__GOAL__. Collect every line in the entries below that contains the string "vert". Case counts.
::::::
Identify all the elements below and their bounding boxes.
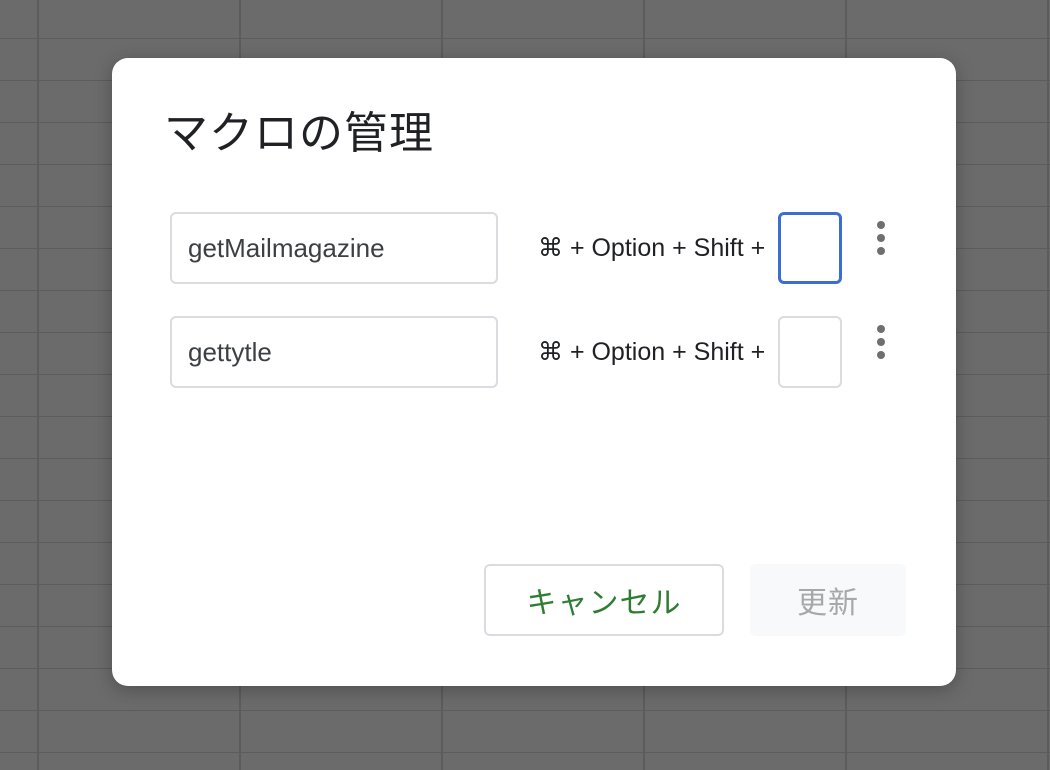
macro-row: ⌘ + Option + Shift +	[170, 316, 910, 388]
more-vert-icon[interactable]	[866, 320, 896, 364]
macro-row: ⌘ + Option + Shift +	[170, 212, 910, 284]
shortcut-label: ⌘ + Option + Shift +	[538, 234, 766, 262]
macro-name-input[interactable]	[170, 316, 498, 388]
shortcut-key-input[interactable]	[778, 212, 842, 284]
update-button[interactable]: 更新	[750, 564, 906, 636]
macro-name-input[interactable]	[170, 212, 498, 284]
shortcut-label: ⌘ + Option + Shift +	[538, 338, 766, 366]
shortcut-key-input[interactable]	[778, 316, 842, 388]
more-vert-icon[interactable]	[866, 216, 896, 260]
dialog-title: マクロの管理	[164, 109, 434, 158]
cancel-button[interactable]: キャンセル	[484, 564, 724, 636]
manage-macros-dialog: マクロの管理 ⌘ + Option + Shift + ⌘ + Option +…	[112, 58, 956, 686]
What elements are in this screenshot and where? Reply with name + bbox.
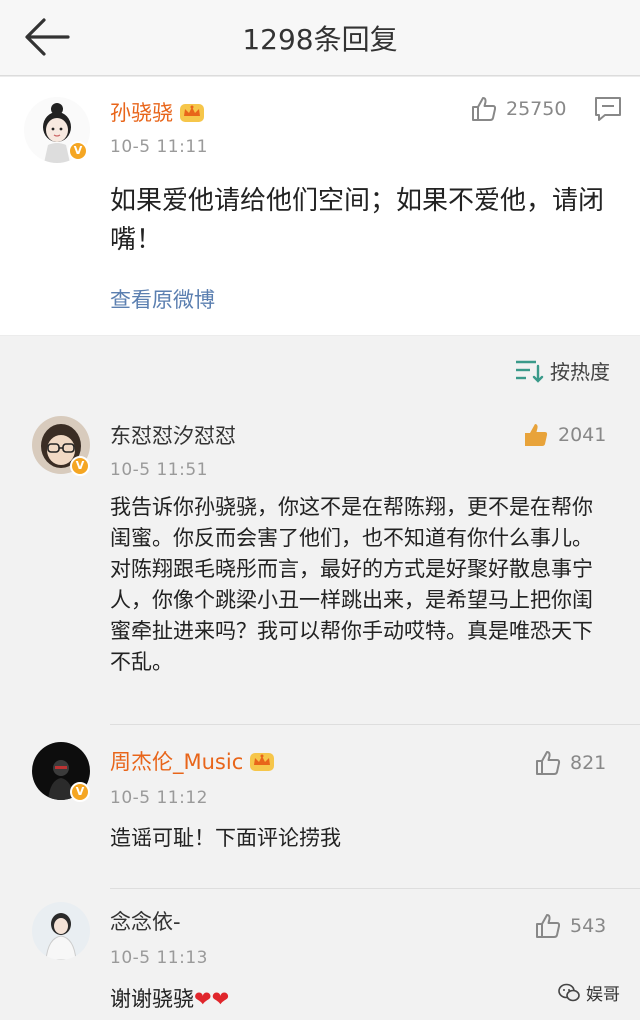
verified-icon: V [70,456,90,476]
comment-text: 谢谢骁骁❤❤ [110,984,610,1015]
thumbs-up-icon [525,424,548,446]
wechat-icon [558,983,580,1001]
comment-time: 10-5 11:51 [110,460,208,480]
like-button[interactable]: 543 [534,911,606,941]
like-count: 25750 [506,98,567,120]
sort-label: 按热度 [550,360,610,384]
crown-icon [250,753,275,771]
like-count: 821 [570,752,607,774]
comment-text: 造谣可耻！下面评论捞我 [110,826,341,850]
comment-icon[interactable] [594,96,622,122]
comment-list: 按热度 V 东怼怼汐怼怼 10-5 11:51 2041 我告诉你孙骁骁，你这不… [0,336,640,1020]
sort-button[interactable]: 按热度 [514,356,610,385]
author-name[interactable]: 周杰伦_Music [110,746,275,776]
comment-text-body: 谢谢骁骁 [110,987,194,1011]
author-name[interactable]: 东怼怼汐怼怼 [110,420,236,450]
author-name[interactable]: 念念依- [110,906,181,936]
divider [110,724,640,725]
like-button[interactable]: 2041 [522,420,606,450]
post-time: 10-5 11:11 [110,137,208,157]
like-button[interactable]: 821 [534,748,606,778]
like-button[interactable]: 25750 [470,94,566,124]
avatar[interactable] [32,902,90,960]
thumbs-up-icon [536,914,561,938]
like-count: 2041 [558,424,607,446]
comment-time: 10-5 11:13 [110,948,208,968]
thumbs-up-icon [472,97,497,121]
sort-icon [516,360,544,383]
verified-icon: V [68,141,88,161]
thumbs-up-icon [536,751,561,775]
verified-icon: V [70,782,90,802]
watermark-label: 娱哥 [586,985,620,1005]
top-bar: 1298条回复 [0,0,640,76]
view-original-link[interactable]: 查看原微博 [110,284,215,314]
like-count: 543 [570,915,607,937]
post-text: 如果爱他请给他们空间；如果不爱他，请闭嘴！ [110,186,605,255]
comment-text: 我告诉你孙骁骁，你这不是在帮陈翔，更不是在帮你闺蜜。你反而会害了他们，也不知道有… [110,495,593,674]
crown-icon [180,104,204,122]
heart-emoji: ❤❤ [194,987,230,1011]
comment-time: 10-5 11:12 [110,788,208,808]
author-name[interactable]: 孙骁骁 [110,97,205,127]
main-post: V 孙骁骁 10-5 11:11 25750 如果爱他请给他们空间；如果不爱他，… [0,77,640,335]
page-title: 1298条回复 [242,23,398,56]
divider [110,888,640,889]
watermark: 娱哥 [558,980,620,1005]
::::::
__FULL SOLUTION__.
more-vert-icon[interactable]	[866, 320, 896, 364]
more-vert-icon[interactable]	[866, 216, 896, 260]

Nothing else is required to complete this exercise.